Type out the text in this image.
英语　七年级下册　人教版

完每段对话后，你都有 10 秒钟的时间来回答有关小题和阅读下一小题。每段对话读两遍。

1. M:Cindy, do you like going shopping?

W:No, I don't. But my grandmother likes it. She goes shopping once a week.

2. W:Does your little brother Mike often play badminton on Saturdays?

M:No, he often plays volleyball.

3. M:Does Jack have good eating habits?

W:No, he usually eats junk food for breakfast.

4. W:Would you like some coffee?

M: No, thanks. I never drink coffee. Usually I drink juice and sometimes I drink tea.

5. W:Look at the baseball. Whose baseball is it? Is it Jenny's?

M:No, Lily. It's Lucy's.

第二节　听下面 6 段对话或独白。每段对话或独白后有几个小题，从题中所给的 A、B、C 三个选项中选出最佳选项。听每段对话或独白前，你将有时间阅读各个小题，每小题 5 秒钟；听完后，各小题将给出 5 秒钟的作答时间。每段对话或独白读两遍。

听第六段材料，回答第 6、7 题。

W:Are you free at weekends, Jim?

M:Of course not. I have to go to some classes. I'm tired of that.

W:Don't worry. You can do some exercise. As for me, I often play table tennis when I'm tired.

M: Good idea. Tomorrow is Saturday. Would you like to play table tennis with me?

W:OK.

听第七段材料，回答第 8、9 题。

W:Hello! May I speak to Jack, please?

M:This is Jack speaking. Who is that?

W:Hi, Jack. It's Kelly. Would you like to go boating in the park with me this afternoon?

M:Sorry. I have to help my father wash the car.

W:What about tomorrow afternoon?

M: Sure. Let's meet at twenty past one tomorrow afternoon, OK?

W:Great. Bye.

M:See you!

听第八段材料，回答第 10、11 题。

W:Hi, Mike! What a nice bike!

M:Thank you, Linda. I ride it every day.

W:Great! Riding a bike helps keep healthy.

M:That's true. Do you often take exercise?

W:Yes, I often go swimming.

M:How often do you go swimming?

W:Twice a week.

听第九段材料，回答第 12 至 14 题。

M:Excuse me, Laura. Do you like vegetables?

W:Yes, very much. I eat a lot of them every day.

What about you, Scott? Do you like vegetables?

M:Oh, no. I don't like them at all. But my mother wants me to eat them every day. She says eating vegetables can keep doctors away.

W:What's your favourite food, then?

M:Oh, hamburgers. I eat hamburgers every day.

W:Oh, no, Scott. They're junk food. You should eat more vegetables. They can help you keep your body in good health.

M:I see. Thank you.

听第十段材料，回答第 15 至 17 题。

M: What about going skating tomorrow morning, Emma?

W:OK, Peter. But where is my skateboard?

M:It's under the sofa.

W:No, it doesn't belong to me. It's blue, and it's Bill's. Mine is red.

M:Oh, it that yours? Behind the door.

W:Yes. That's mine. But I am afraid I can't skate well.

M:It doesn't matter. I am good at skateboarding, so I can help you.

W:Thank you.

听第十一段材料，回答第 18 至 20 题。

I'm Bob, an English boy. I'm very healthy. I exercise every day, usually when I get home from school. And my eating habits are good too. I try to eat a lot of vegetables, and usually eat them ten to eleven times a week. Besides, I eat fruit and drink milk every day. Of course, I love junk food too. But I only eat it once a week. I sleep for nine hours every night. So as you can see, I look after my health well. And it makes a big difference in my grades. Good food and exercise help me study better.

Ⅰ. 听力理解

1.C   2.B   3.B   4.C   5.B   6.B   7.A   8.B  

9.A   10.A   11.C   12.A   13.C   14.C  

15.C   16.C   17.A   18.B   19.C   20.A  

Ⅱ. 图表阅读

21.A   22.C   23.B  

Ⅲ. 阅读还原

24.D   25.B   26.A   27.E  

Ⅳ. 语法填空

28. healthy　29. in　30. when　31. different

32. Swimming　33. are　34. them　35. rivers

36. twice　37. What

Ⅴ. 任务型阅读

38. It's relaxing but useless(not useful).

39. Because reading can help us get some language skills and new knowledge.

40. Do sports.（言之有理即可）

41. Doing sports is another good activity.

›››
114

· · · · · · ·

Copy out each line exactly as written.

> _OUTPUT BELOW_
Type out the text in this image.
英语　七年级下册　人教版

完每段对话后，你都有 10 秒钟的时间来回答有关小题和阅读下一小题。每段对话读两遍。

1. M:Cindy, do you like going shopping?

W:No, I don't. But my grandmother likes it. She goes shopping once a week.

2. W:Does your little brother Mike often play badminton on Saturdays?

M:No, he often plays volleyball.

3. M:Does Jack have good eating habits?

W:No, he usually eats junk food for breakfast.

4. W:Would you like some coffee?

M: No, thanks. I never drink coffee. Usually I drink juice and sometimes I drink tea.

5. W:Look at the baseball. Whose baseball is it? Is it Jenny's?

M:No, Lily. It's Lucy's.

第二节　听下面 6 段对话或独白。每段对话或独白后有几个小题，从题中所给的 A、B、C 三个选项中选出最佳选项。听每段对话或独白前，你将有时间阅读各个小题，每小题 5 秒钟；听完后，各小题将给出 5 秒钟的作答时间。每段对话或独白读两遍。

听第六段材料，回答第 6、7 题。

W:Are you free at weekends, Jim?

M:Of course not. I have to go to some classes. I'm tired of that.

W:Don't worry. You can do some exercise. As for me, I often play table tennis when I'm tired.

M: Good idea. Tomorrow is Saturday. Would you like to play table tennis with me?

W:OK.

听第七段材料，回答第 8、9 题。

W:Hello! May I speak to Jack, please?

M:This is Jack speaking. Who is that?

W:Hi, Jack. It's Kelly. Would you like to go boating in the park with me this afternoon?

M:Sorry. I have to help my father wash the car.

W:What about tomorrow afternoon?

M: Sure. Let's meet at twenty past one tomorrow afternoon, OK?

W:Great. Bye.

M:See you!

听第八段材料，回答第 10、11 题。

W:Hi, Mike! What a nice bike!

M:Thank you, Linda. I ride it every day.

W:Great! Riding a bike helps keep healthy.

M:That's true. Do you often take exercise?

W:Yes, I often go swimming.

M:How often do you go swimming?

W:Twice a week.

听第九段材料，回答第 12 至 14 题。

M:Excuse me, Laura. Do you like vegetables?

W:Yes, very much. I eat a lot of them every day.

What about you, Scott? Do you like vegetables?

M:Oh, no. I don't like them at all. But my mother wants me to eat them every day. She says eating vegetables can keep doctors away.

W:What's your favourite food, then?

M:Oh, hamburgers. I eat hamburgers every day.

W:Oh, no, Scott. They're junk food. You should eat more vegetables. They can help you keep your body in good health.

M:I see. Thank you.

听第十段材料，回答第 15 至 17 题。

M: What about going skating tomorrow morning, Emma?

W:OK, Peter. But where is my skateboard?

M:It's under the sofa.

W:No, it doesn't belong to me. It's blue, and it's Bill's. Mine is red.

M:Oh, it that yours? Behind the door.

W:Yes. That's mine. But I am afraid I can't skate well.

M:It doesn't matter. I am good at skateboarding, so I can help you.

W:Thank you.

听第十一段材料，回答第 18 至 20 题。

I'm Bob, an English boy. I'm very healthy. I exercise every day, usually when I get home from school. And my eating habits are good too. I try to eat a lot of vegetables, and usually eat them ten to eleven times a week. Besides, I eat fruit and drink milk every day. Of course, I love junk food too. But I only eat it once a week. I sleep for nine hours every night. So as you can see, I look after my health well. And it makes a big difference in my grades. Good food and exercise help me study better.

Ⅰ. 听力理解

1.C   2.B   3.B   4.C   5.B   6.B   7.A   8.B  

9.A   10.A   11.C   12.A   13.C   14.C  

15.C   16.C   17.A   18.B   19.C   20.A  

Ⅱ. 图表阅读

21.A   22.C   23.B  

Ⅲ. 阅读还原

24.D   25.B   26.A   27.E  

Ⅳ. 语法填空

28. healthy　29. in　30. when　31. different

32. Swimming　33. are　34. them　35. rivers

36. twice　37. What

Ⅴ. 任务型阅读

38. It's relaxing but useless(not useful).

39. Because reading can help us get some language skills and new knowledge.

40. Do sports.（言之有理即可）

41. Doing sports is another good activity.

›››
114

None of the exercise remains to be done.